— DIRECTIONS —
In full and without alteration, give the listing again.

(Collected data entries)
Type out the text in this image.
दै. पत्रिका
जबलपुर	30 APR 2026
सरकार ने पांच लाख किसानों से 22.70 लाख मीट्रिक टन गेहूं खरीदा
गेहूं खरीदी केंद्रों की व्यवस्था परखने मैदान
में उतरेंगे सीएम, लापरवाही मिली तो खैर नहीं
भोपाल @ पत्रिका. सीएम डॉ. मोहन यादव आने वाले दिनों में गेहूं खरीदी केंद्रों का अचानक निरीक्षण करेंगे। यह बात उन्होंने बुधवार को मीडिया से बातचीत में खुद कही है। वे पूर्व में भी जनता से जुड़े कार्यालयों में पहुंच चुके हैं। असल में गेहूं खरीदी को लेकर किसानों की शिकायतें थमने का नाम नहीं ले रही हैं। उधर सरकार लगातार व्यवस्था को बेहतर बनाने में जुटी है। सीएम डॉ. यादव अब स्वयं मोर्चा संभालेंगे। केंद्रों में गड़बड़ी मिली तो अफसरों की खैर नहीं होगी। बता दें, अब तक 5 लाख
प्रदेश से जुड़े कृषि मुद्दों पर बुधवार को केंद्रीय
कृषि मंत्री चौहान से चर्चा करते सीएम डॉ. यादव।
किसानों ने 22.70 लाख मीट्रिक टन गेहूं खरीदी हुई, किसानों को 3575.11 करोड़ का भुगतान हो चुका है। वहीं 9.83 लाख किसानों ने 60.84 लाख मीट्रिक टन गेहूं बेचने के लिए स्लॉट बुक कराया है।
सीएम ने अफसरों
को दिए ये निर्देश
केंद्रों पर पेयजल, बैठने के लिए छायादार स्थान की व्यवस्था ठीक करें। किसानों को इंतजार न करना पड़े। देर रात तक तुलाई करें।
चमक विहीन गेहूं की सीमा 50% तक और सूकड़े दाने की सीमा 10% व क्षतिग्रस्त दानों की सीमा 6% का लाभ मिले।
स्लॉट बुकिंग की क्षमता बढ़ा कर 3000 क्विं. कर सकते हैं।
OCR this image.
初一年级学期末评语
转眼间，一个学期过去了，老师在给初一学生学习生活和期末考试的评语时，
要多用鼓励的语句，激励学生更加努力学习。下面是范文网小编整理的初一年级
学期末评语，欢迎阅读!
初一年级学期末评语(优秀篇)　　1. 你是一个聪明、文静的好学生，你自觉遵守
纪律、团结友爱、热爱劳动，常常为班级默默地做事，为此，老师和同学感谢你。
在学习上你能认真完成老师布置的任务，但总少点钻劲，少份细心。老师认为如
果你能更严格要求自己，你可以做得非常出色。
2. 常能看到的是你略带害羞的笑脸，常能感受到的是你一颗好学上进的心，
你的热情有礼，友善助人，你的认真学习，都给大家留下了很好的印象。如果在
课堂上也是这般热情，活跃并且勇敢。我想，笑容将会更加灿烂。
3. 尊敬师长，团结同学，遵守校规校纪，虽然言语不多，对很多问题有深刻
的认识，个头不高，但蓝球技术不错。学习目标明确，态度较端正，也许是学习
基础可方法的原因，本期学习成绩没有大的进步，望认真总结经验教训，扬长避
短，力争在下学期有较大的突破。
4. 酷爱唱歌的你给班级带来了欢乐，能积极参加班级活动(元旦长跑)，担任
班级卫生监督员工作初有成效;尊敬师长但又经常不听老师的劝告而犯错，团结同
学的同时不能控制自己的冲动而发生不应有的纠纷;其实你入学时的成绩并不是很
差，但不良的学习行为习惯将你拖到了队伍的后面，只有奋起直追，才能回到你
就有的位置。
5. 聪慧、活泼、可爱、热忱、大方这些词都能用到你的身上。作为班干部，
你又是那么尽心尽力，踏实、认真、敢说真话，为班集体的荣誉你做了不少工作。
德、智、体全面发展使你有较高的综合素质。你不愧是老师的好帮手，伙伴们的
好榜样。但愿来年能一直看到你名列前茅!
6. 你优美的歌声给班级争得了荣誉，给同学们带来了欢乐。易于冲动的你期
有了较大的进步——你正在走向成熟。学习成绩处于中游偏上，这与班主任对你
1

— TASK SOLUTION —
Type out the text in this image.
दै. पत्रिका
जबलपुर	30 APR 2026
सरकार ने पांच लाख किसानों से 22.70 लाख मीट्रिक टन गेहूं खरीदा
गेहूं खरीदी केंद्रों की व्यवस्था परखने मैदान
में उतरेंगे सीएम, लापरवाही मिली तो खैर नहीं
भोपाल @ पत्रिका. सीएम डॉ. मोहन यादव आने वाले दिनों में गेहूं खरीदी केंद्रों का अचानक निरीक्षण करेंगे। यह बात उन्होंने बुधवार को मीडिया से बातचीत में खुद कही है। वे पूर्व में भी जनता से जुड़े कार्यालयों में पहुंच चुके हैं। असल में गेहूं खरीदी को लेकर किसानों की शिकायतें थमने का नाम नहीं ले रही हैं। उधर सरकार लगातार व्यवस्था को बेहतर बनाने में जुटी है। सीएम डॉ. यादव अब स्वयं मोर्चा संभालेंगे। केंद्रों में गड़बड़ी मिली तो अफसरों की खैर नहीं होगी। बता दें, अब तक 5 लाख
प्रदेश से जुड़े कृषि मुद्दों पर बुधवार को केंद्रीय
कृषि मंत्री चौहान से चर्चा करते सीएम डॉ. यादव।
किसानों ने 22.70 लाख मीट्रिक टन गेहूं खरीदी हुई, किसानों को 3575.11 करोड़ का भुगतान हो चुका है। वहीं 9.83 लाख किसानों ने 60.84 लाख मीट्रिक टन गेहूं बेचने के लिए स्लॉट बुक कराया है।
सीएम ने अफसरों
को दिए ये निर्देश
केंद्रों पर पेयजल, बैठने के लिए छायादार स्थान की व्यवस्था ठीक करें। किसानों को इंतजार न करना पड़े। देर रात तक तुलाई करें।
चमक विहीन गेहूं की सीमा 50% तक और सूकड़े दाने की सीमा 10% व क्षतिग्रस्त दानों की सीमा 6% का लाभ मिले।
स्लॉट बुकिंग की क्षमता बढ़ा कर 3000 क्विं. कर सकते हैं।
OCR this image.
初一年级学期末评语
转眼间，一个学期过去了，老师在给初一学生学习生活和期末考试的评语时，
要多用鼓励的语句，激励学生更加努力学习。下面是范文网小编整理的初一年级
学期末评语，欢迎阅读!
初一年级学期末评语(优秀篇)　　1. 你是一个聪明、文静的好学生，你自觉遵守
纪律、团结友爱、热爱劳动，常常为班级默默地做事，为此，老师和同学感谢你。
在学习上你能认真完成老师布置的任务，但总少点钻劲，少份细心。老师认为如
果你能更严格要求自己，你可以做得非常出色。
2. 常能看到的是你略带害羞的笑脸，常能感受到的是你一颗好学上进的心，
你的热情有礼，友善助人，你的认真学习，都给大家留下了很好的印象。如果在
课堂上也是这般热情，活跃并且勇敢。我想，笑容将会更加灿烂。
3. 尊敬师长，团结同学，遵守校规校纪，虽然言语不多，对很多问题有深刻
的认识，个头不高，但蓝球技术不错。学习目标明确，态度较端正，也许是学习
基础可方法的原因，本期学习成绩没有大的进步，望认真总结经验教训，扬长避
短，力争在下学期有较大的突破。
4. 酷爱唱歌的你给班级带来了欢乐，能积极参加班级活动(元旦长跑)，担任
班级卫生监督员工作初有成效;尊敬师长但又经常不听老师的劝告而犯错，团结同
学的同时不能控制自己的冲动而发生不应有的纠纷;其实你入学时的成绩并不是很
差，但不良的学习行为习惯将你拖到了队伍的后面，只有奋起直追，才能回到你
就有的位置。
5. 聪慧、活泼、可爱、热忱、大方这些词都能用到你的身上。作为班干部，
你又是那么尽心尽力，踏实、认真、敢说真话，为班集体的荣誉你做了不少工作。
德、智、体全面发展使你有较高的综合素质。你不愧是老师的好帮手，伙伴们的
好榜样。但愿来年能一直看到你名列前茅!
6. 你优美的歌声给班级争得了荣誉，给同学们带来了欢乐。易于冲动的你期
有了较大的进步——你正在走向成熟。学习成绩处于中游偏上，这与班主任对你
1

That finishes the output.